### Records from a collection
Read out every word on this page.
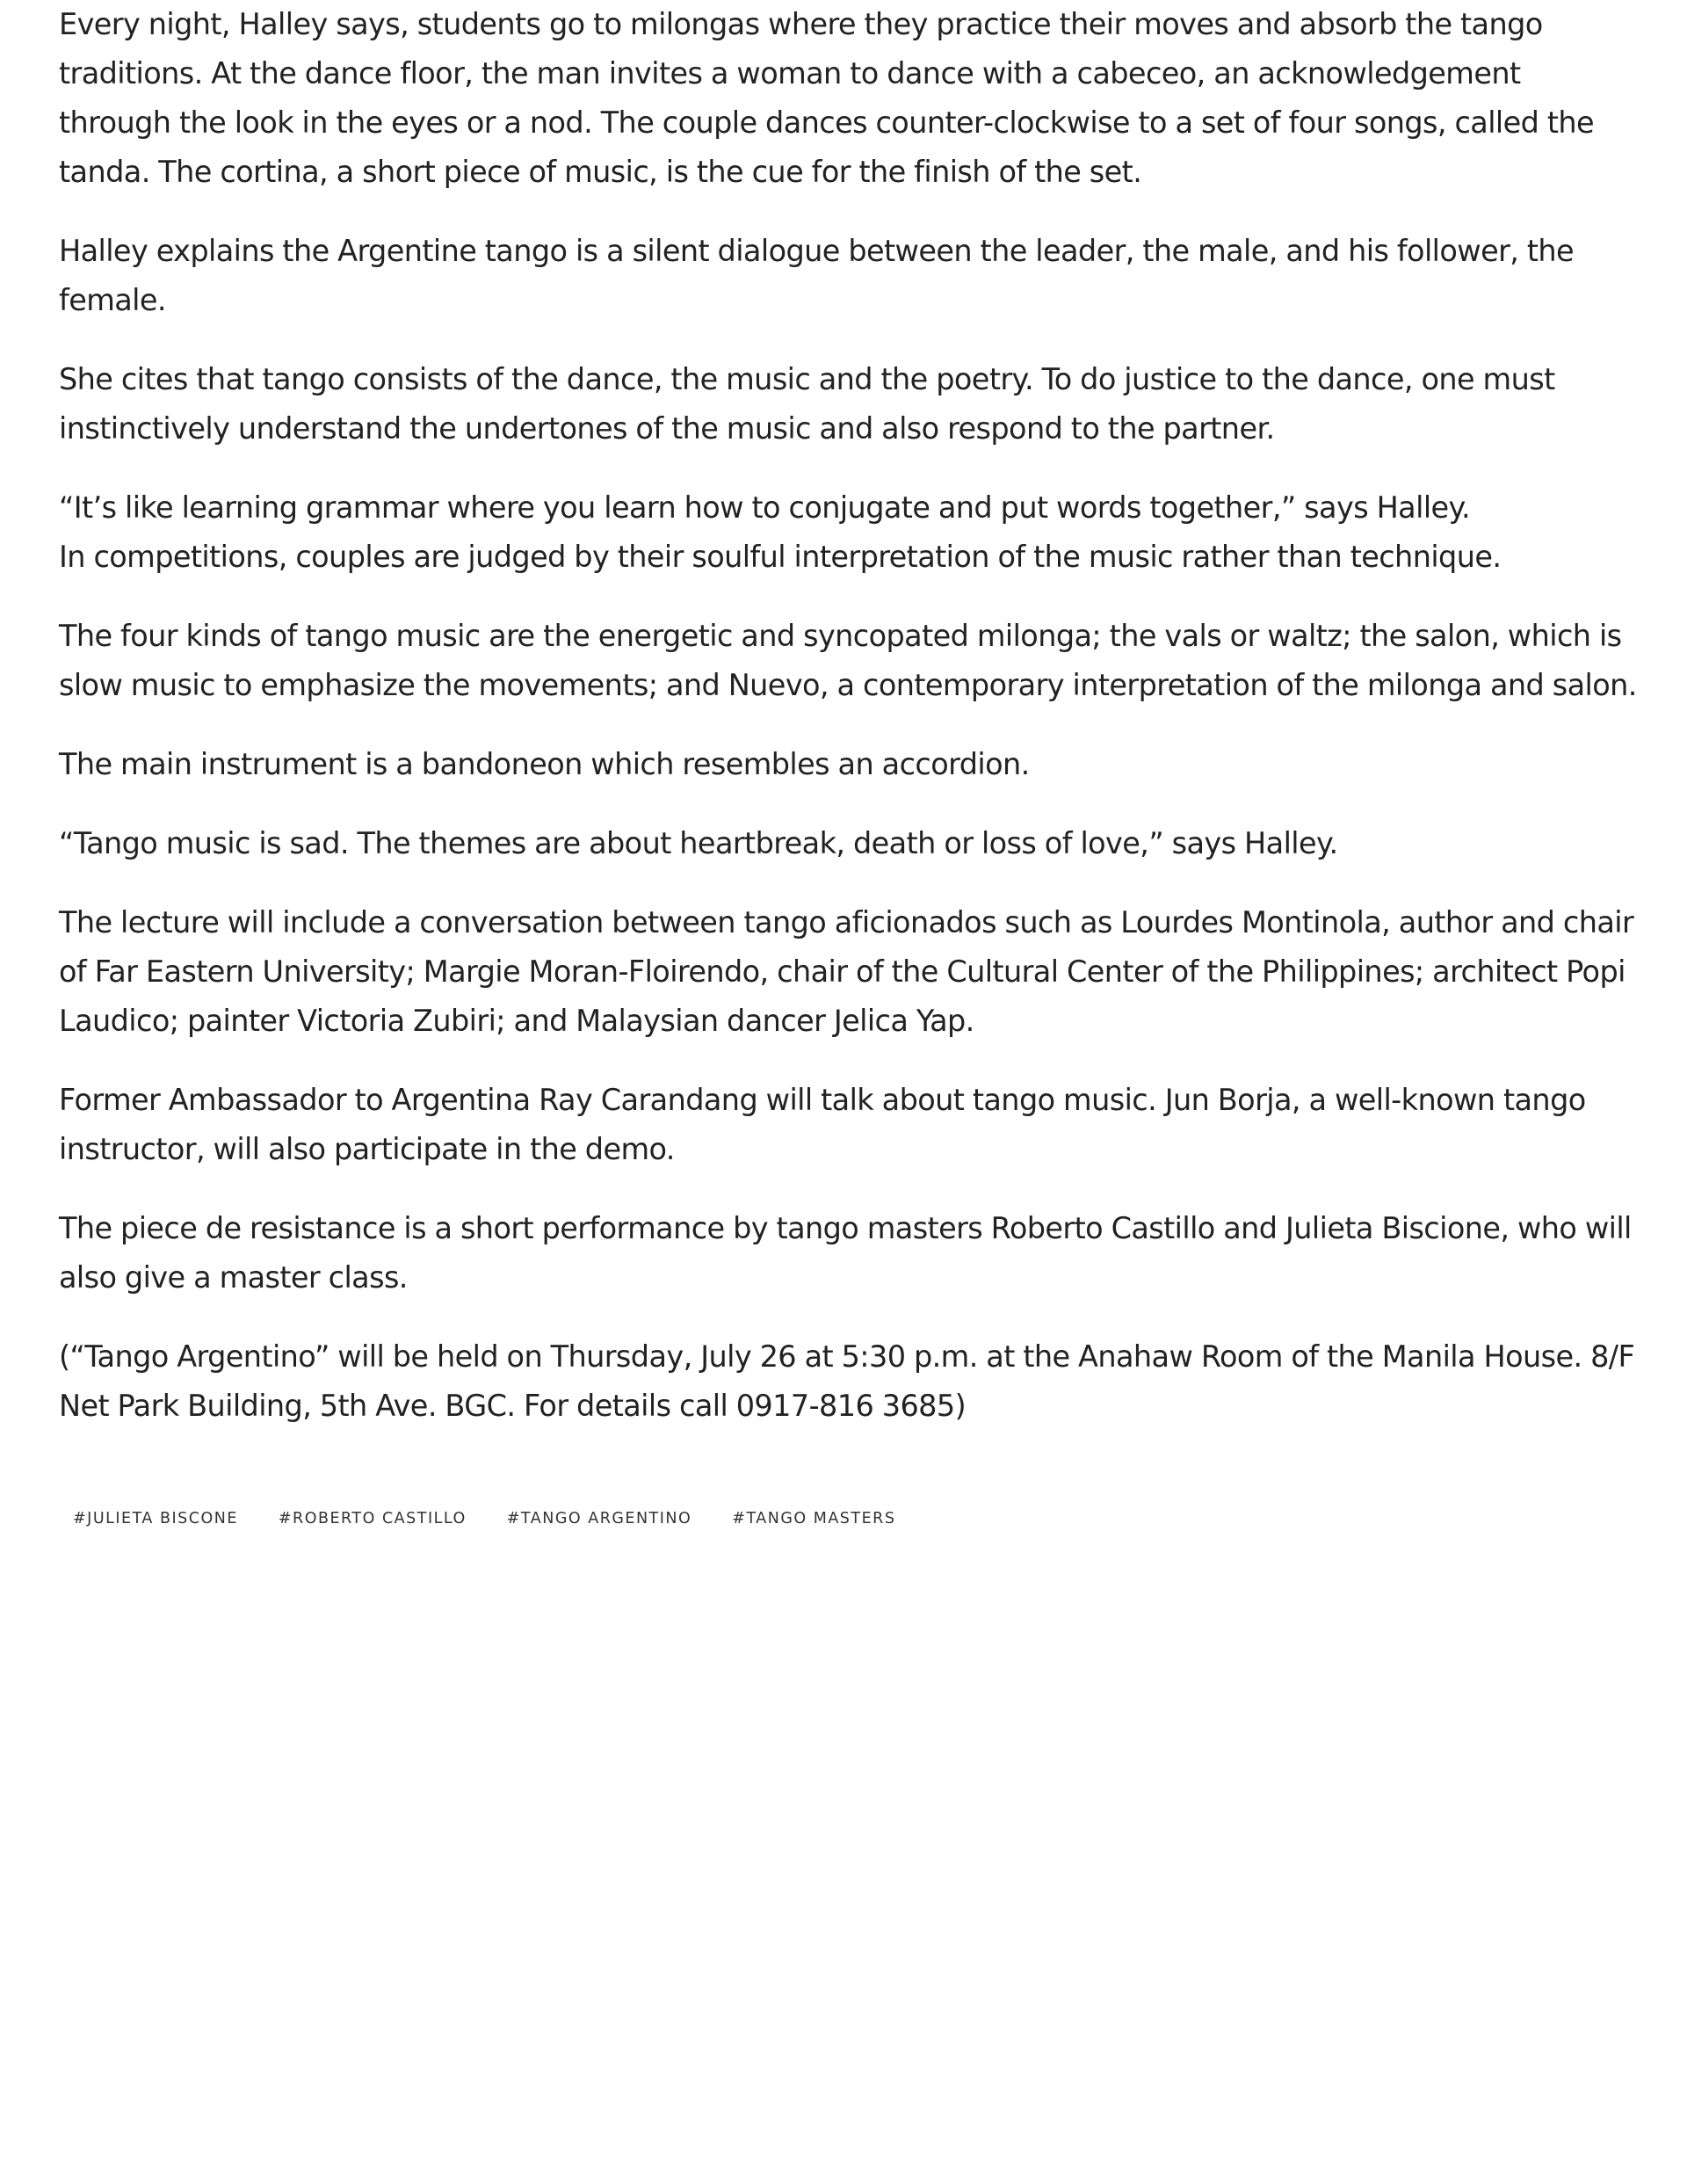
Every night, Halley says, students go to milongas where they practice their moves and absorb the tango traditions. At the dance floor, the man invites a woman to dance with a cabeceo, an acknowledgement through the look in the eyes or a nod. The couple dances counter-clockwise to a set of four songs, called the tanda. The cortina, a short piece of music, is the cue for the finish of the set.

Halley explains the Argentine tango is a silent dialogue between the leader, the male, and his follower, the female.

She cites that tango consists of the dance, the music and the poetry. To do justice to the dance, one must instinctively understand the undertones of the music and also respond to the partner.

“It’s like learning grammar where you learn how to conjugate and put words together,” says Halley.
In competitions, couples are judged by their soulful interpretation of the music rather than technique.

The four kinds of tango music are the energetic and syncopated milonga; the vals or waltz; the salon, which is slow music to emphasize the movements; and Nuevo, a contemporary interpretation of the milonga and salon.

The main instrument is a bandoneon which resembles an accordion.

“Tango music is sad. The themes are about heartbreak, death or loss of love,” says Halley.

The lecture will include a conversation between tango aficionados such as Lourdes Montinola, author and chair of Far Eastern University; Margie Moran-Floirendo, chair of the Cultural Center of the Philippines; architect Popi Laudico; painter Victoria Zubiri; and Malaysian dancer Jelica Yap.

Former Ambassador to Argentina Ray Carandang will talk about tango music. Jun Borja, a well-known tango instructor, will also participate in the demo.

The piece de resistance is a short performance by tango masters Roberto Castillo and Julieta Biscione, who will also give a master class.

(“Tango Argentino” will be held on Thursday, July 26 at 5:30 p.m. at the Anahaw Room of the Manila House. 8/F Net Park Building, 5th Ave. BGC. For details call 0917-816 3685)

#JULIETA BISCONE	#ROBERTO CASTILLO	#TANGO ARGENTINO	#TANGO MASTERS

### GOAL OF THE EXERCISE
List all lines holding the string "Halley".

### COMPLETED TASK
Every night, Halley says, students go to milongas where they practice their moves and absorb the tango traditions. At the dance floor, the man invites a woman to dance with a cabeceo, an acknowledgement through the look in the eyes or a nod. The couple dances counter-clockwise to a set of four songs, called the tanda. The cortina, a short piece of music, is the cue for the finish of the set.
Halley explains the Argentine tango is a silent dialogue between the leader, the male, and his follower, the female.
“It’s like learning grammar where you learn how to conjugate and put words together,” says Halley.
“Tango music is sad. The themes are about heartbreak, death or loss of love,” says Halley.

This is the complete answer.